◆ Requirement: Would you pull out every line of the material that contains the string "image"?

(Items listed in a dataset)

___

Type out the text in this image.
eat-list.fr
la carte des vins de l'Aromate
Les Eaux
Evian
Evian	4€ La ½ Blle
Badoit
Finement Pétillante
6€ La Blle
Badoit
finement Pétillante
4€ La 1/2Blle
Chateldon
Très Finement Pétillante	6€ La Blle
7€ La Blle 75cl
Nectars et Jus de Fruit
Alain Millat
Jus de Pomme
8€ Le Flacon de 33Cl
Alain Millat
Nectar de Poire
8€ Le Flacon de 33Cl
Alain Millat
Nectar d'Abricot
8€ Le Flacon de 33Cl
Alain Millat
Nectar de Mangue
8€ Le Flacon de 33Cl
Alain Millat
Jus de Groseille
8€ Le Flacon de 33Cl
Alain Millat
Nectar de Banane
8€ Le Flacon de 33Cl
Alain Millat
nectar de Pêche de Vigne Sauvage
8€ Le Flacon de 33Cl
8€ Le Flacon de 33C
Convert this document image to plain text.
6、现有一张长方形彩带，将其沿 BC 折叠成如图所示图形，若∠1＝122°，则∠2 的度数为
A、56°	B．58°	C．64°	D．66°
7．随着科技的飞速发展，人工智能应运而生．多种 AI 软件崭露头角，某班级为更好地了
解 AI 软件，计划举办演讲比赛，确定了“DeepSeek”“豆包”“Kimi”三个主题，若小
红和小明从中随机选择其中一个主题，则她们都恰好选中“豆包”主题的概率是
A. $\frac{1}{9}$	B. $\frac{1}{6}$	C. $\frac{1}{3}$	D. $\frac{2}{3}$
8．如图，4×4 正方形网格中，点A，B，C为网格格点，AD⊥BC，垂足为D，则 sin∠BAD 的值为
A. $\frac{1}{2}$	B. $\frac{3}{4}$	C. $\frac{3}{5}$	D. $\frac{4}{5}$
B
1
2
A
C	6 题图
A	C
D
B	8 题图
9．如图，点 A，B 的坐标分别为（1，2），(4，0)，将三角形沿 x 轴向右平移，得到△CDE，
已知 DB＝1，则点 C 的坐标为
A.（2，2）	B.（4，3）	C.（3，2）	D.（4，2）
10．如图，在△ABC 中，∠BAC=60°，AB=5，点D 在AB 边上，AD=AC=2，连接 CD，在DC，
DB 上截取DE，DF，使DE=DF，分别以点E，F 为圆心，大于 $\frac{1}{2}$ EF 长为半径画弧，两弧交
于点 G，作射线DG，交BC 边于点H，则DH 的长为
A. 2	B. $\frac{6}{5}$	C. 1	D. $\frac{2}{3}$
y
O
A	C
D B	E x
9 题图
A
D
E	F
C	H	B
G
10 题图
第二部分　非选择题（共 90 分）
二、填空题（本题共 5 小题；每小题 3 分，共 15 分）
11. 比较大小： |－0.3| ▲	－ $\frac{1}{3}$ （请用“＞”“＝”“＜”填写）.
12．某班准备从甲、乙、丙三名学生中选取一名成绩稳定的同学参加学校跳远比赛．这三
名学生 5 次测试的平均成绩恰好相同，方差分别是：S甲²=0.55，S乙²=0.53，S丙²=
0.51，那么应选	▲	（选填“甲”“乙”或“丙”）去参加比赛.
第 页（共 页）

___

◆ The solution:
Type out the text in this image.
Convert this document image to plain text.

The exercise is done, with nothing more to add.